• _Records supplied_:

>> Start

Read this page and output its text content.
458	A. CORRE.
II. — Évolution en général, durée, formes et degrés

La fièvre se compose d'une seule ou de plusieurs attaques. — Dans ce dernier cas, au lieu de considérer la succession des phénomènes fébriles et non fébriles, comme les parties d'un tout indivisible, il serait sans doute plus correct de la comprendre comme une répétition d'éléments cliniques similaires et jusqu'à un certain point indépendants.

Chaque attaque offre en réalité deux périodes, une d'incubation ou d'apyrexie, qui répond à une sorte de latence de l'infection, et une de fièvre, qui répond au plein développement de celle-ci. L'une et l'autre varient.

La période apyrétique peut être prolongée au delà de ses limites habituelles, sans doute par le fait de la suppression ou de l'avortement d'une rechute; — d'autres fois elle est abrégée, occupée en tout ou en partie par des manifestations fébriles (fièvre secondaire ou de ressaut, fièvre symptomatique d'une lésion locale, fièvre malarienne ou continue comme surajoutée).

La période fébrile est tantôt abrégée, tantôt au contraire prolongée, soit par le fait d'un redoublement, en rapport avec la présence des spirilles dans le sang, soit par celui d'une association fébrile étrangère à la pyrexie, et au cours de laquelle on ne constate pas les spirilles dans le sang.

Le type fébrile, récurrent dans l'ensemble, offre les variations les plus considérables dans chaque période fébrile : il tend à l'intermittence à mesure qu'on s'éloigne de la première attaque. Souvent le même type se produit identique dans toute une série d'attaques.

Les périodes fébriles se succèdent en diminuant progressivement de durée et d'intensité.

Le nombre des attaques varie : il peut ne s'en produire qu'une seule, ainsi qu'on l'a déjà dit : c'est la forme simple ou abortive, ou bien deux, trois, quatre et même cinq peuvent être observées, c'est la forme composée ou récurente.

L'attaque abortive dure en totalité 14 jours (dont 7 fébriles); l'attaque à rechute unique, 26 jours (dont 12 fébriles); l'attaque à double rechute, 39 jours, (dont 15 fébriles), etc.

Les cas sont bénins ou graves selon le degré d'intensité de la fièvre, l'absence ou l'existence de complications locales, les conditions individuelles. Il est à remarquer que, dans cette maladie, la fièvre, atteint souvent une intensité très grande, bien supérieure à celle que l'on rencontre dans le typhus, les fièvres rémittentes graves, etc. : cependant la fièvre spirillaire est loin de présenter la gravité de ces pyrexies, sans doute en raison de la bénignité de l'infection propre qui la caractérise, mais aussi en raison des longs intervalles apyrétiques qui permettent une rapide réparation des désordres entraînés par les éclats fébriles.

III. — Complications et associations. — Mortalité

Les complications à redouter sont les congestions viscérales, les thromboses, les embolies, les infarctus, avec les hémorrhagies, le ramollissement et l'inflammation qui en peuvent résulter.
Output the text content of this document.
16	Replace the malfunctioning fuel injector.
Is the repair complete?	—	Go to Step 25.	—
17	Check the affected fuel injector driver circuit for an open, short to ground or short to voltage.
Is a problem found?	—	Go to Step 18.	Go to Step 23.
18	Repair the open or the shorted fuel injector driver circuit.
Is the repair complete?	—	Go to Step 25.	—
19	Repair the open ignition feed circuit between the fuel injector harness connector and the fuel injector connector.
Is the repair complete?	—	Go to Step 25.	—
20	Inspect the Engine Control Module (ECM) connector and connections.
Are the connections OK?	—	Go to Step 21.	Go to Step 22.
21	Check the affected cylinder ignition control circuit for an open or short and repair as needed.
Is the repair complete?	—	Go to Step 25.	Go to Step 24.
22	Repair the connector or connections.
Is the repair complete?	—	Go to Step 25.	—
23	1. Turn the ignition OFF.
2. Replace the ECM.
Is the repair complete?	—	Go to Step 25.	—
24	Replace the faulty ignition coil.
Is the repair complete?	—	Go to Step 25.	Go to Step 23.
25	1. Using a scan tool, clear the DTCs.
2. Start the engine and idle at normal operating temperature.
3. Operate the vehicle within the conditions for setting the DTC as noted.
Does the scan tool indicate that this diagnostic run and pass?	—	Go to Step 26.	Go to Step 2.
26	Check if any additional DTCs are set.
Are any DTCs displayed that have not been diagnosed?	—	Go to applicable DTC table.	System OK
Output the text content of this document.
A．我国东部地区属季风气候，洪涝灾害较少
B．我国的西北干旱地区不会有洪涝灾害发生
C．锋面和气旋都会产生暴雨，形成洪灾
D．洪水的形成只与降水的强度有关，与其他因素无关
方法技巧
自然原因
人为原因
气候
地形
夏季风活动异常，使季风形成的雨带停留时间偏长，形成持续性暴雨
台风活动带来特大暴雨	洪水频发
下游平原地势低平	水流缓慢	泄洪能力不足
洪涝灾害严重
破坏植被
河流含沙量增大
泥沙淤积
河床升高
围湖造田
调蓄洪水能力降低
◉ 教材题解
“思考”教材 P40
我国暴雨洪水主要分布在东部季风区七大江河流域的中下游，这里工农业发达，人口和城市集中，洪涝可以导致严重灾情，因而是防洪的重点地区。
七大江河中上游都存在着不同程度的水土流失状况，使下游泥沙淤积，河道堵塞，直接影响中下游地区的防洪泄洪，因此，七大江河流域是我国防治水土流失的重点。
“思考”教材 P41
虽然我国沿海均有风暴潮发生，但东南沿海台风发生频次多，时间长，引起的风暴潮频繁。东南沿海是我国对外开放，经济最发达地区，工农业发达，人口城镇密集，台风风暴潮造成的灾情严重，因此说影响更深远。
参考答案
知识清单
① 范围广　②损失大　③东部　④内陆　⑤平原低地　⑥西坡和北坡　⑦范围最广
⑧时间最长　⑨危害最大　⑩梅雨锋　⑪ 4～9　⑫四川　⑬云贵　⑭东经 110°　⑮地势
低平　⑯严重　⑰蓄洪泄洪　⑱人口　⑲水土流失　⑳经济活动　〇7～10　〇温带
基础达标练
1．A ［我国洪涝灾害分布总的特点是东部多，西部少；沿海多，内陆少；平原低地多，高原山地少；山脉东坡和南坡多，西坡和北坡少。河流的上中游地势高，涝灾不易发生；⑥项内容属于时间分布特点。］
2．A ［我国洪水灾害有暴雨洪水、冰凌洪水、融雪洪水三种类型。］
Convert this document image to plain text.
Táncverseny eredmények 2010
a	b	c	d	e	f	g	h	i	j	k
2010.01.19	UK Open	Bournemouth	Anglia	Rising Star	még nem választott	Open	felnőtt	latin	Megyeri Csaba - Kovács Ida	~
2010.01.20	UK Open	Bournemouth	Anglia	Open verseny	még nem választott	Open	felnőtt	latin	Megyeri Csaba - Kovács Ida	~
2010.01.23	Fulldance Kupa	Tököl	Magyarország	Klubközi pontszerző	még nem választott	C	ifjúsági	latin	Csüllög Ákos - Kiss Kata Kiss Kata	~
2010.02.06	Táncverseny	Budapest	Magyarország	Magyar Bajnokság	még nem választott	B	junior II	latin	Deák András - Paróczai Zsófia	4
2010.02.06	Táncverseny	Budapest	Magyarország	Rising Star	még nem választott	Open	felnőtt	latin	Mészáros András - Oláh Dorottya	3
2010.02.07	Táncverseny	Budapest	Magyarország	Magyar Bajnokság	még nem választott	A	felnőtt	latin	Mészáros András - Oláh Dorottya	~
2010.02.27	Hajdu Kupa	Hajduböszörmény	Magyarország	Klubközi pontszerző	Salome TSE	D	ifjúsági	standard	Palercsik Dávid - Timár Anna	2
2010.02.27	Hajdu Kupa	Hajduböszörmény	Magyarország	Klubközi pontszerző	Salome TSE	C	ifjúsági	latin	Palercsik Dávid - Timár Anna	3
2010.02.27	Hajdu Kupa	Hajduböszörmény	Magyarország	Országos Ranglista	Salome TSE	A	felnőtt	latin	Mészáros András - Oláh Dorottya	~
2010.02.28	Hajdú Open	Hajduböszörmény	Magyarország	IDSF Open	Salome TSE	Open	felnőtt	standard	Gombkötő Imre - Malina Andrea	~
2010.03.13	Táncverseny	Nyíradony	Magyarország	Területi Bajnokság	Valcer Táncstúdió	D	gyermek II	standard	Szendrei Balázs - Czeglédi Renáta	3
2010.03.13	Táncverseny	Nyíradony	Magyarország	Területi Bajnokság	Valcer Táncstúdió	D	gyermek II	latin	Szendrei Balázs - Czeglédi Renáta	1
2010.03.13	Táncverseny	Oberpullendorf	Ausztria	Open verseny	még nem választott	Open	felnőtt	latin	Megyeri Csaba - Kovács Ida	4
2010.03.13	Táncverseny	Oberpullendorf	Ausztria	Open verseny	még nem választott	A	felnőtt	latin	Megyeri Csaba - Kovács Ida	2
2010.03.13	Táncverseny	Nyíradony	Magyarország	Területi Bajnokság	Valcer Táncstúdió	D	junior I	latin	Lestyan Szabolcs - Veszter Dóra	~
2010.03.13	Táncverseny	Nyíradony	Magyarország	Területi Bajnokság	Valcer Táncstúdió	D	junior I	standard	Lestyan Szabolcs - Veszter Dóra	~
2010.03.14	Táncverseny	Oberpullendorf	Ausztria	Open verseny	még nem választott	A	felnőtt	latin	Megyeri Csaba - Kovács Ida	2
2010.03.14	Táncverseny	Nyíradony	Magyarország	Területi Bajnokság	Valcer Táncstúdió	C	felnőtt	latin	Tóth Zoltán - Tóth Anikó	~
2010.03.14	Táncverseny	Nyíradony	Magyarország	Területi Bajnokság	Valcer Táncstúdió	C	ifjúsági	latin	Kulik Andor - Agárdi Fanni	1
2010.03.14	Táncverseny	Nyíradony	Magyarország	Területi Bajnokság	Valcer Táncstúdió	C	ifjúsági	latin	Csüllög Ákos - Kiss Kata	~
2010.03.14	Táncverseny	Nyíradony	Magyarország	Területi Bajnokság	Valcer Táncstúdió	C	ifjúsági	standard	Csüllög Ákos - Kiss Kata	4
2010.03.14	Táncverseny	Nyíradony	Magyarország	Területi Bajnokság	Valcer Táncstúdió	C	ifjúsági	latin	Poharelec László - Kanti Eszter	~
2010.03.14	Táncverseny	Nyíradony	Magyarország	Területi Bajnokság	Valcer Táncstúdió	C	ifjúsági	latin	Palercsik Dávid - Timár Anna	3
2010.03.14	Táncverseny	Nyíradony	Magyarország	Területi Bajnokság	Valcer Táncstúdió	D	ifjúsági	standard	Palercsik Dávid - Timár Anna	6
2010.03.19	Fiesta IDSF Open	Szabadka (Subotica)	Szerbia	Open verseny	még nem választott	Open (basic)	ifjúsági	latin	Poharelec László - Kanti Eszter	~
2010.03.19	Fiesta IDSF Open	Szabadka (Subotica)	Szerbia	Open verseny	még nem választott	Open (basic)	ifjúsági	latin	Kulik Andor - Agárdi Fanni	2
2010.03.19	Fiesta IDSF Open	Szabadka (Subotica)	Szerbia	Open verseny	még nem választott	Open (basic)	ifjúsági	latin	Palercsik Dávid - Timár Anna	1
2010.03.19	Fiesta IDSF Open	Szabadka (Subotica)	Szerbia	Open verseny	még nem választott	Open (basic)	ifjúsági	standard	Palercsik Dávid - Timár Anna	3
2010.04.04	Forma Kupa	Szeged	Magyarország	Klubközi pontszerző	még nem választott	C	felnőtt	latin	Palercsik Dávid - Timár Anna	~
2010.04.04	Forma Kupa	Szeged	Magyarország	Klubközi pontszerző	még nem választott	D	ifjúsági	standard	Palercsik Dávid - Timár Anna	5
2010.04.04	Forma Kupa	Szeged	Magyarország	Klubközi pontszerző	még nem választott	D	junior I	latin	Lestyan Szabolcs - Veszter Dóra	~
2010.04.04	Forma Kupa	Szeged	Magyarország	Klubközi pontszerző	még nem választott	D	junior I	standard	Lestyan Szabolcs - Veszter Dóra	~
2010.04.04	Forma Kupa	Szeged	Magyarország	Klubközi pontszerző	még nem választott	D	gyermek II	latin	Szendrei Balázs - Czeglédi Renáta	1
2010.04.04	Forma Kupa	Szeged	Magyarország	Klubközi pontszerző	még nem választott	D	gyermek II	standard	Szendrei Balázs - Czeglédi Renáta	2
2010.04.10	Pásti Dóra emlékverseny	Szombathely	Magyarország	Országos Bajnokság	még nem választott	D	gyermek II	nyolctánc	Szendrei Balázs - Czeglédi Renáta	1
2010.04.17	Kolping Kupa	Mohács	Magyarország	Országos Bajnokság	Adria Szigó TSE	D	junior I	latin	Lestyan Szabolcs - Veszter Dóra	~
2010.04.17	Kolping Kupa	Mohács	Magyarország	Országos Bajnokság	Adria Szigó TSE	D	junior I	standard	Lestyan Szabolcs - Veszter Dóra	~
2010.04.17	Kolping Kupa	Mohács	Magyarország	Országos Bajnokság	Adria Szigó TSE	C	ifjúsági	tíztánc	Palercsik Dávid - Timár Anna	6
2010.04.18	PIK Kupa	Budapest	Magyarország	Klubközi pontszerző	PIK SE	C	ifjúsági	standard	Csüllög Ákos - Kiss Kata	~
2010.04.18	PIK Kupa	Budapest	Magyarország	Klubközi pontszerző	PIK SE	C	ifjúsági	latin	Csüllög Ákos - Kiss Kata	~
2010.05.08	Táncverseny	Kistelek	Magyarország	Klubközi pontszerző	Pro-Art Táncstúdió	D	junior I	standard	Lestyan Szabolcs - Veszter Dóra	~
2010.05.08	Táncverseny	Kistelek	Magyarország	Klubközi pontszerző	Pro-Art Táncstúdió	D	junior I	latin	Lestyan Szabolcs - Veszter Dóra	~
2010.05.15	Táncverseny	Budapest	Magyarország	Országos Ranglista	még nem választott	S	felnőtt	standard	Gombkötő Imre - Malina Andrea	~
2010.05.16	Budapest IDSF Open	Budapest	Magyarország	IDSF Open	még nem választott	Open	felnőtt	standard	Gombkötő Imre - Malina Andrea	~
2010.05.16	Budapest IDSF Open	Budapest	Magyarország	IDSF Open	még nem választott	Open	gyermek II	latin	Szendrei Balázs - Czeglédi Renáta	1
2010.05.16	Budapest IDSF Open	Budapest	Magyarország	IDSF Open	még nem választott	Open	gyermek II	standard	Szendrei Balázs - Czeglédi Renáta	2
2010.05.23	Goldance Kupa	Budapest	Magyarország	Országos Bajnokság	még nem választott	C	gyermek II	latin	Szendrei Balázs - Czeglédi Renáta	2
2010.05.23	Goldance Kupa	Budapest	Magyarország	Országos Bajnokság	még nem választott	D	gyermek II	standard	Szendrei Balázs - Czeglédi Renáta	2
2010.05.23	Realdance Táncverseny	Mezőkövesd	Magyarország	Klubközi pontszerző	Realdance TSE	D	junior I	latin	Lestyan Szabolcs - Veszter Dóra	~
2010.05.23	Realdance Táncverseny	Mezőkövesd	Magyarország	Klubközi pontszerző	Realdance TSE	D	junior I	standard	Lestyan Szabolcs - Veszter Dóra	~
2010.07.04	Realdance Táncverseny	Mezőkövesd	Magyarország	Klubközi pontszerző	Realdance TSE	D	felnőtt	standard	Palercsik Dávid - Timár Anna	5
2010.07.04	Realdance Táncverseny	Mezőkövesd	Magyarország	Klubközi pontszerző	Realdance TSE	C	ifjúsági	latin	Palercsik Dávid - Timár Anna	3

>> End

• _Your task_: All lines of the data above that include the word "Replace" must be shown.

• _The result_:
16	Replace the malfunctioning fuel injector.
2. Replace the ECM.
24	Replace the faulty ignition coil.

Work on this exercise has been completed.